[Saved data entries]
● ● ●
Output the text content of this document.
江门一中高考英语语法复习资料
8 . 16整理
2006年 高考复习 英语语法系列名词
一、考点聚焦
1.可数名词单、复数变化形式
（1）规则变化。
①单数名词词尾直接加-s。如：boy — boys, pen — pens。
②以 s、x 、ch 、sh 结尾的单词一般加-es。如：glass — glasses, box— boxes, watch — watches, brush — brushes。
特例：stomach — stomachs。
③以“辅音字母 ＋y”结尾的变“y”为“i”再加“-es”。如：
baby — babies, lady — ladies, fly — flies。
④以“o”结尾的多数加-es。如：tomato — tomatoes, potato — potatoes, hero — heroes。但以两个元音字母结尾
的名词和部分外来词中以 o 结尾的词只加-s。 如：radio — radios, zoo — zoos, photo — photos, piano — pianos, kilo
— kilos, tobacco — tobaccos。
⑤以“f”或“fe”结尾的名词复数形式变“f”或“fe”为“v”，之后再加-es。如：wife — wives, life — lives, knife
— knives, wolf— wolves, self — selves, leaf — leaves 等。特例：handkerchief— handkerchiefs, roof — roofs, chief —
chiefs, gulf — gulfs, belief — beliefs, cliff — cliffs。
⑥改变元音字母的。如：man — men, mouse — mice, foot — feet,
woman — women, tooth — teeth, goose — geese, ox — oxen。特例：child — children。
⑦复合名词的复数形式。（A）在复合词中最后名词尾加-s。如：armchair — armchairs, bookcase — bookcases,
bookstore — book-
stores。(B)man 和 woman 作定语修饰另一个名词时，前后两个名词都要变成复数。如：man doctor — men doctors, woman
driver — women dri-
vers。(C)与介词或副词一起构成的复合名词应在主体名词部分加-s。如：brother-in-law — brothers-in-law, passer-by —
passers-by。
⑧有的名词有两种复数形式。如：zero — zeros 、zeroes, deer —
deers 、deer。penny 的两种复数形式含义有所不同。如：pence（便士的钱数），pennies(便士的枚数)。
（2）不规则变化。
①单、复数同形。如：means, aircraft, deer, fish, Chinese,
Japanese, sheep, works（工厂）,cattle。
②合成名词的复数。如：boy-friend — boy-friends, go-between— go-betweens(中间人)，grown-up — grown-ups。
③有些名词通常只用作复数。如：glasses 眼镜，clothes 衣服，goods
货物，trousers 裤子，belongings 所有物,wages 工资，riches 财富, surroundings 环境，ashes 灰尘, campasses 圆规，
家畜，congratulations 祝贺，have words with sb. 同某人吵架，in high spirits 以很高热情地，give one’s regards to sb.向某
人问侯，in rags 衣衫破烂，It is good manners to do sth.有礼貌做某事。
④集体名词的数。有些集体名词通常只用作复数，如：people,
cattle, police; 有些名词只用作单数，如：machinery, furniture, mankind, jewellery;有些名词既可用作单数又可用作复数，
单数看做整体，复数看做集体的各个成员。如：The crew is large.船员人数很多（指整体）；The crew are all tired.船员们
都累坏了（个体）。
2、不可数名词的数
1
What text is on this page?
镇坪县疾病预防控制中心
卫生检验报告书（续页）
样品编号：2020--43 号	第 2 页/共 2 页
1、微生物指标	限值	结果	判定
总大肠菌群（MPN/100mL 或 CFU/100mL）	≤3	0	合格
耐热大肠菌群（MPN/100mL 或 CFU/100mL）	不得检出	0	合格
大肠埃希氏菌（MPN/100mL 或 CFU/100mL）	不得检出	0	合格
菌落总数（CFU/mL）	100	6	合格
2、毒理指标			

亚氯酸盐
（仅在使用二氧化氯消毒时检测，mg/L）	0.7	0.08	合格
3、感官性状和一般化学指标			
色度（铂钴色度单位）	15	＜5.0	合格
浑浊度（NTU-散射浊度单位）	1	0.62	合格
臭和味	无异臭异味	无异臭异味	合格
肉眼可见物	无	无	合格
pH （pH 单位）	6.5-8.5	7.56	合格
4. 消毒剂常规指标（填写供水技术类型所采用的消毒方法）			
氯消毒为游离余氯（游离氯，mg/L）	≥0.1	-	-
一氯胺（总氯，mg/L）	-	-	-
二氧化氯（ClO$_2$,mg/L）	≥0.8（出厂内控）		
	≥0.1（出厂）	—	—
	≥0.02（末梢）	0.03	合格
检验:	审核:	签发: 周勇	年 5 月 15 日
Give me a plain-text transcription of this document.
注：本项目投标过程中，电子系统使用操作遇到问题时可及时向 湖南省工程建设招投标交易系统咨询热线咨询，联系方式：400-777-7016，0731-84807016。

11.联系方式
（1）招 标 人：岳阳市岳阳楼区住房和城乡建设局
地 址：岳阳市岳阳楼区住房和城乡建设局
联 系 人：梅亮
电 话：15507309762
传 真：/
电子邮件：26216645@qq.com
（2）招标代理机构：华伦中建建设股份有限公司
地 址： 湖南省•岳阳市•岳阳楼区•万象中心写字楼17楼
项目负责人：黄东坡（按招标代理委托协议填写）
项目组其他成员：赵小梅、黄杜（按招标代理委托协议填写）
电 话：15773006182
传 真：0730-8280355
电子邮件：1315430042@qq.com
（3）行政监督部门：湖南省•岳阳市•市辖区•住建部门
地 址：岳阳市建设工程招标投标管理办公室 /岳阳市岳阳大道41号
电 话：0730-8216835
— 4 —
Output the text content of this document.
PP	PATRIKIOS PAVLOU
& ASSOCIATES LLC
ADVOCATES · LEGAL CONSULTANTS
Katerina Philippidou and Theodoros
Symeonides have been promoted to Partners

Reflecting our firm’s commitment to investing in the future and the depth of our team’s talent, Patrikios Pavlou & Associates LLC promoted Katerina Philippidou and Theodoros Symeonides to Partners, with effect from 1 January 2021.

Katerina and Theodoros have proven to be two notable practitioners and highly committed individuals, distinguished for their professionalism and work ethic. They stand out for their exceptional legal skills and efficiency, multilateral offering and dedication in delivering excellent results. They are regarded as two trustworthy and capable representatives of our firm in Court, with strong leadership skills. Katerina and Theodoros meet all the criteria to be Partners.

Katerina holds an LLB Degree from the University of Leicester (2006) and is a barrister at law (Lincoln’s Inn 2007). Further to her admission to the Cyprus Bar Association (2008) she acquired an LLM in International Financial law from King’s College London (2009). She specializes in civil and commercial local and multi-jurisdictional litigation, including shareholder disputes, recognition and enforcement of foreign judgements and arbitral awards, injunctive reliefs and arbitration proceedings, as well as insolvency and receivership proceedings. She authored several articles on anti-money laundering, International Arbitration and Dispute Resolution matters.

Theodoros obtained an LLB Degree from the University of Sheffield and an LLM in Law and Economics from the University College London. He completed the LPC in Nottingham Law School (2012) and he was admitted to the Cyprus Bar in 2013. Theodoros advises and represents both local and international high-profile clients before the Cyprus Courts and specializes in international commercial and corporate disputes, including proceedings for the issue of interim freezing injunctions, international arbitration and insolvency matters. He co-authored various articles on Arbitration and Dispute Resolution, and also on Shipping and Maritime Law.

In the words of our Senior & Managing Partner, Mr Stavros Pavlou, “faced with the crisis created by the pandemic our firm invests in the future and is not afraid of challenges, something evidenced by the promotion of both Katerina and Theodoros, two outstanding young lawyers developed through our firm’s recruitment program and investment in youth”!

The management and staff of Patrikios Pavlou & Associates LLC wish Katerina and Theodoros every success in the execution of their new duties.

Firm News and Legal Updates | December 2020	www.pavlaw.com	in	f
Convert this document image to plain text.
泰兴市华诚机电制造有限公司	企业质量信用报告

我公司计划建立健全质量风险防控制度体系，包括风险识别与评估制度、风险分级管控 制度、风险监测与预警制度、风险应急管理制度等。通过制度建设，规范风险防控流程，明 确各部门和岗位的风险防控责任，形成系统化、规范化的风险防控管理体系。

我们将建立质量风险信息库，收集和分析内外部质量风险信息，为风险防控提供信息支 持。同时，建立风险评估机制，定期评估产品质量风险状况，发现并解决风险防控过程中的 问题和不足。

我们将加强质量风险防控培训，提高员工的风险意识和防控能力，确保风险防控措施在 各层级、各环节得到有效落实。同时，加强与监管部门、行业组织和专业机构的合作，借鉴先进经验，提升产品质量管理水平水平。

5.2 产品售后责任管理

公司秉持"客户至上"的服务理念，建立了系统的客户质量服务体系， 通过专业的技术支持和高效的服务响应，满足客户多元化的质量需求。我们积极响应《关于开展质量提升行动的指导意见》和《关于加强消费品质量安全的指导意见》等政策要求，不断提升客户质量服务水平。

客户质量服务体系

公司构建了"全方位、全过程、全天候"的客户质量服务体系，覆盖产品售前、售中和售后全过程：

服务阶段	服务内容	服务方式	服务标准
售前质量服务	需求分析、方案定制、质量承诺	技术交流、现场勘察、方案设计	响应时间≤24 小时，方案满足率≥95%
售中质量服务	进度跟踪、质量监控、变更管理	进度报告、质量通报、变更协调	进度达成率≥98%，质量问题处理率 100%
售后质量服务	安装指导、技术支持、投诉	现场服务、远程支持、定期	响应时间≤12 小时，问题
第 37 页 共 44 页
● ● ●
The request:
Copy out every line from the data above that has "联系方式" in it.

Written reply:
注：本项目投标过程中，电子系统使用操作遇到问题时可及时向 湖南省工程建设招投标交易系统咨询热线咨询，联系方式：400-777-7016，0731-84807016。
11.联系方式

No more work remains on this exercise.